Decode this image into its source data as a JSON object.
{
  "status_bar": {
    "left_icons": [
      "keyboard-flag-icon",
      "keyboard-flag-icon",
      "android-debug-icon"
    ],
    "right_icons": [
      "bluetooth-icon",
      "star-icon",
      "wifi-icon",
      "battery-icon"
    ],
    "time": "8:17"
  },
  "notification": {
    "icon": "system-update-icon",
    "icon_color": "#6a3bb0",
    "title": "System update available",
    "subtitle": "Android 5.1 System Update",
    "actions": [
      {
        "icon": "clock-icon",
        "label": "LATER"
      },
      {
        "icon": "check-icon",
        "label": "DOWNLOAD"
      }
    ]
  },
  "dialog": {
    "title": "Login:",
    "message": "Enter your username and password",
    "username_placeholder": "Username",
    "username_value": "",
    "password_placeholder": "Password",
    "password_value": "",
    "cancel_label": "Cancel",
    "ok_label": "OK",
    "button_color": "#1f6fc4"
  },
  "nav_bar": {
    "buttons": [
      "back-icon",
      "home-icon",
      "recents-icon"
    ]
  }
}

* * *

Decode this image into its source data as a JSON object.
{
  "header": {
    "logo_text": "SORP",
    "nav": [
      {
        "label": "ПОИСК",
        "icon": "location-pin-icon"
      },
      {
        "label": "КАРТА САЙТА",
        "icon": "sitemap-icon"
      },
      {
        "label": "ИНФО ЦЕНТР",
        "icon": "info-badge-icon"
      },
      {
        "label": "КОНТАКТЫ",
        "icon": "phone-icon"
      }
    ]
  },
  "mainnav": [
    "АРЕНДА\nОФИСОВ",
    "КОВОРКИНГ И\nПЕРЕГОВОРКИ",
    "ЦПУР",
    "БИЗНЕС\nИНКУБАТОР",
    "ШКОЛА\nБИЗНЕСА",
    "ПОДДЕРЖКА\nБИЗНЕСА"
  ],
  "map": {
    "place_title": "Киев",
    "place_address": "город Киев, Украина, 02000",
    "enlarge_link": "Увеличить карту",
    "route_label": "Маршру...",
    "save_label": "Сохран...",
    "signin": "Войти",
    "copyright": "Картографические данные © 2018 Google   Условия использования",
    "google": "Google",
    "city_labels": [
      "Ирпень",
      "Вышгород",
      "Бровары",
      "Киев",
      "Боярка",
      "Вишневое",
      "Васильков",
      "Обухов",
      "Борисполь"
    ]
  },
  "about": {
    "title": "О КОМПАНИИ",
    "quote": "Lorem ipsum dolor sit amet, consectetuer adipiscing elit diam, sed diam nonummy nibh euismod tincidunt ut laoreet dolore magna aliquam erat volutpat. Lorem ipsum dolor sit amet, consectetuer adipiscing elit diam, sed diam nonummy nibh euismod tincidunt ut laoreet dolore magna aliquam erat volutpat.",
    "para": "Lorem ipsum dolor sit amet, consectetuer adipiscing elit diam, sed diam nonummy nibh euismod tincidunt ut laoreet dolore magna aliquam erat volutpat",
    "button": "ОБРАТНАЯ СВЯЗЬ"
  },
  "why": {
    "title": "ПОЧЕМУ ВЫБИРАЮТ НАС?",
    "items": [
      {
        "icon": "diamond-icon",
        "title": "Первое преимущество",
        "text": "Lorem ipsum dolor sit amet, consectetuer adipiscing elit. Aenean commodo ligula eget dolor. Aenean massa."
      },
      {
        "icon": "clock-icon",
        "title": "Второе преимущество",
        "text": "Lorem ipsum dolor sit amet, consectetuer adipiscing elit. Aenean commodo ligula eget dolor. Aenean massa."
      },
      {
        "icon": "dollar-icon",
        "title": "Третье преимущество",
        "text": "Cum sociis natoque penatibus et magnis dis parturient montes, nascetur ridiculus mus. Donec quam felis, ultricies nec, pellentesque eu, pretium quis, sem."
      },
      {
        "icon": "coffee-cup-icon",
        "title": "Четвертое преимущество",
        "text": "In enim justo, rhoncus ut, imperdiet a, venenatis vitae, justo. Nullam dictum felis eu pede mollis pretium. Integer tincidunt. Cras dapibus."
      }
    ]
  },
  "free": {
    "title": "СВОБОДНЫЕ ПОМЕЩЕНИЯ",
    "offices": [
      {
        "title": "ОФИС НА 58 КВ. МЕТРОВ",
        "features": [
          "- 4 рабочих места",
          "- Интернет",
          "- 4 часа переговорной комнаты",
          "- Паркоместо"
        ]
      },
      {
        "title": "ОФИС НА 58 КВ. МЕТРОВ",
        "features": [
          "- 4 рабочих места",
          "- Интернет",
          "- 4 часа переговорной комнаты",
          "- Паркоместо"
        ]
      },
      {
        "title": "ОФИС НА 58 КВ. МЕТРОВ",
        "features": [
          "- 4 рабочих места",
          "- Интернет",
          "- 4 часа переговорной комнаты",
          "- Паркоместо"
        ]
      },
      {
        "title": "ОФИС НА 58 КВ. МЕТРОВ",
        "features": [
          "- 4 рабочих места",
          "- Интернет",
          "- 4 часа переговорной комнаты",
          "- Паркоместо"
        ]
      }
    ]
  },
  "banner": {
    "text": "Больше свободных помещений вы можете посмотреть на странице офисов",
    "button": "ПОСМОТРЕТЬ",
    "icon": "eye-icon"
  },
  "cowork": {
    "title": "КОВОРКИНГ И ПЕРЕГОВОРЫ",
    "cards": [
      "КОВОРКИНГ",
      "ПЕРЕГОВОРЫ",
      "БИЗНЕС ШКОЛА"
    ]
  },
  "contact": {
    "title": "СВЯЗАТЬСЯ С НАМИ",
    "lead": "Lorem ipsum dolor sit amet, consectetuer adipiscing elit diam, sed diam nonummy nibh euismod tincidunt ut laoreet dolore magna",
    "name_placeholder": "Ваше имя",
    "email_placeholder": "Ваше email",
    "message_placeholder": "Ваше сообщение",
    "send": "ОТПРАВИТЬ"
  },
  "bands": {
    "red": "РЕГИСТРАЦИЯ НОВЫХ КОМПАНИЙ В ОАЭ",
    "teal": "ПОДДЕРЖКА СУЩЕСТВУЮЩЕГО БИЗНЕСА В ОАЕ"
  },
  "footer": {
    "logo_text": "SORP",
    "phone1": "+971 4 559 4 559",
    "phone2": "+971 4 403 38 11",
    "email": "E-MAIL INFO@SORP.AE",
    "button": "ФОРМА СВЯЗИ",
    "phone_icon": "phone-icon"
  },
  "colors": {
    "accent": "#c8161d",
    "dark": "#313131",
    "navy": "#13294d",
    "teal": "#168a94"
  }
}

...

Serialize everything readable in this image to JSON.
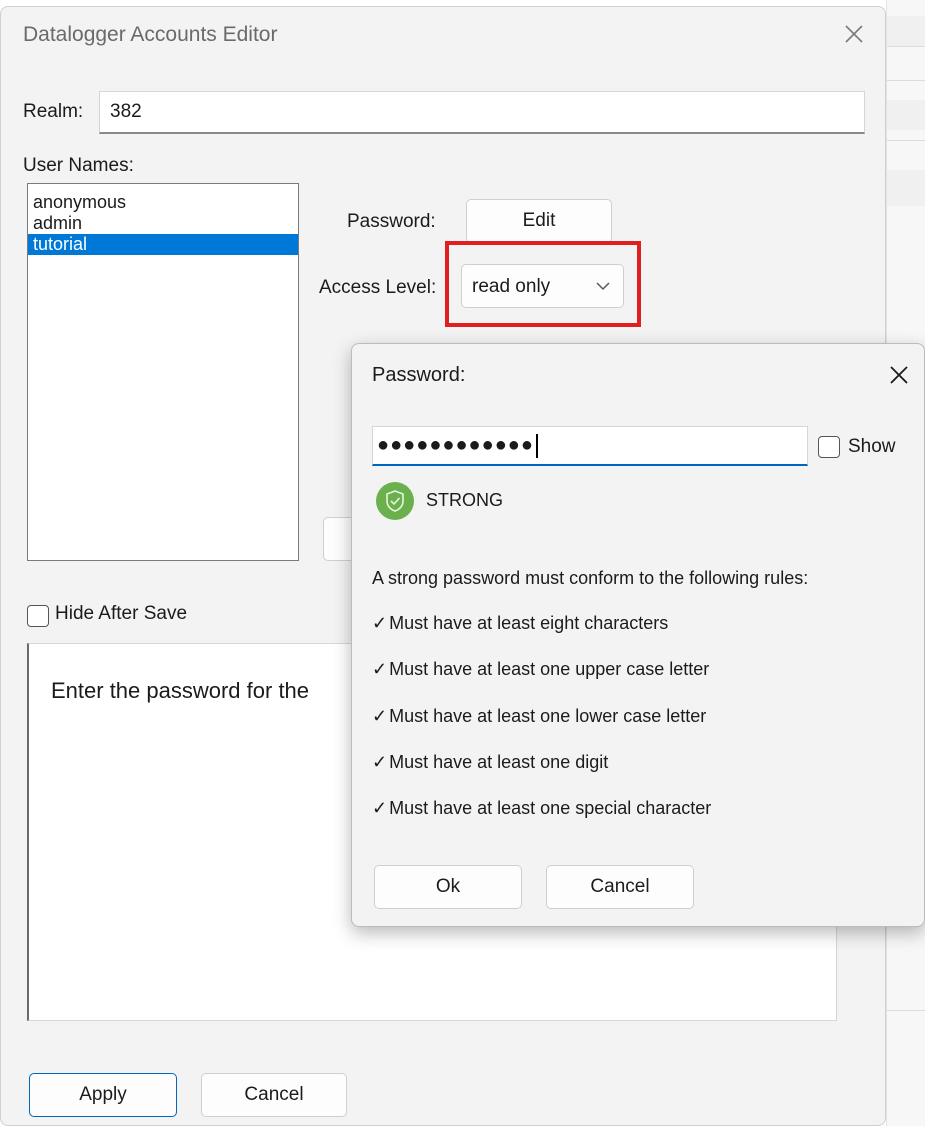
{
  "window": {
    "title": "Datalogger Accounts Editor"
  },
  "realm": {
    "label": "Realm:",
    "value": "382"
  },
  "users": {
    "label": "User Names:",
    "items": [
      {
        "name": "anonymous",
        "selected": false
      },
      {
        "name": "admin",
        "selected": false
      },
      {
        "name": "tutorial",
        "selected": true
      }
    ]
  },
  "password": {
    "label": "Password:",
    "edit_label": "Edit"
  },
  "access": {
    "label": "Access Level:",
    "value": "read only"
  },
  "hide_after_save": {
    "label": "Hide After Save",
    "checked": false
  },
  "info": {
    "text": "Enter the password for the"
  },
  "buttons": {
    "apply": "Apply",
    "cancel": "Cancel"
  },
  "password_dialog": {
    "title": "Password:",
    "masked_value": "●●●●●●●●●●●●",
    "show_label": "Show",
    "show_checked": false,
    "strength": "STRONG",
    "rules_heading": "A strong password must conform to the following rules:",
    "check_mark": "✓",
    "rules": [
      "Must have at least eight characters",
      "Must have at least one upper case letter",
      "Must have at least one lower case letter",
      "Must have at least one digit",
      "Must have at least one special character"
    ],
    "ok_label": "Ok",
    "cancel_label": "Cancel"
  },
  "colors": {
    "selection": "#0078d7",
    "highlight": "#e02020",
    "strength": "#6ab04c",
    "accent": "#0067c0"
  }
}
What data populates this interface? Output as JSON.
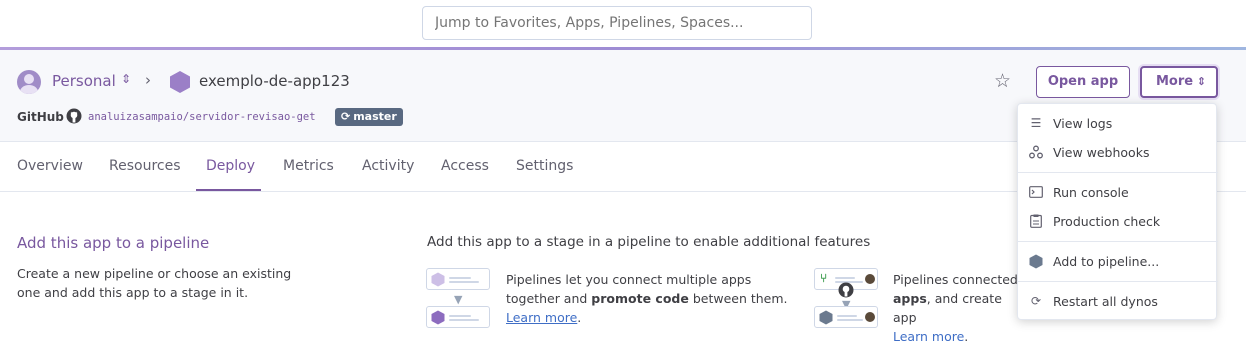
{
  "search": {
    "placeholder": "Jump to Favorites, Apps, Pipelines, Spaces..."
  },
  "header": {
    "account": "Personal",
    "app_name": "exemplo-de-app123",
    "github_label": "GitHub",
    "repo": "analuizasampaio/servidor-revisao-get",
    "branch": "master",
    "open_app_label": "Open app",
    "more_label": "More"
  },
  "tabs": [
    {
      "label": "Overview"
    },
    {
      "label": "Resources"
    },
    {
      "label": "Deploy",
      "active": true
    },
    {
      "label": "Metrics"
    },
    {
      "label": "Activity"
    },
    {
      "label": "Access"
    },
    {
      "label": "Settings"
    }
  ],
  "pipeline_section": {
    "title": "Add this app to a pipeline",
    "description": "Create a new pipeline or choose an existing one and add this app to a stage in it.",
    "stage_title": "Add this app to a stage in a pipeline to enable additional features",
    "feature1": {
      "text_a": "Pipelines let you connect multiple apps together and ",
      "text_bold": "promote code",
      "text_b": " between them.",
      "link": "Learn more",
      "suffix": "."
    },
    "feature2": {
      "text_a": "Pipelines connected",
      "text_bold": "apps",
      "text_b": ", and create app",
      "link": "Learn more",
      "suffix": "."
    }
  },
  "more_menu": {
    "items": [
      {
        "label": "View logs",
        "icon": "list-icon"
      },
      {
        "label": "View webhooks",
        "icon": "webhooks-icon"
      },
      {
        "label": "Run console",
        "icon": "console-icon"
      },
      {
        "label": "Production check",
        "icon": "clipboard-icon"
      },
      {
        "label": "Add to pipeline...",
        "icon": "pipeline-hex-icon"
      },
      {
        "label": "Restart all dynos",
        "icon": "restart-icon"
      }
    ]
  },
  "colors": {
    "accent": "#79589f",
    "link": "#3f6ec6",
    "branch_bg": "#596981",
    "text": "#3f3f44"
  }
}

● WHAT IS NEEDED: Check each line of the records above for the word "pretium", then give the number of lines that have it, with no other words.

● FULL ANSWER: 2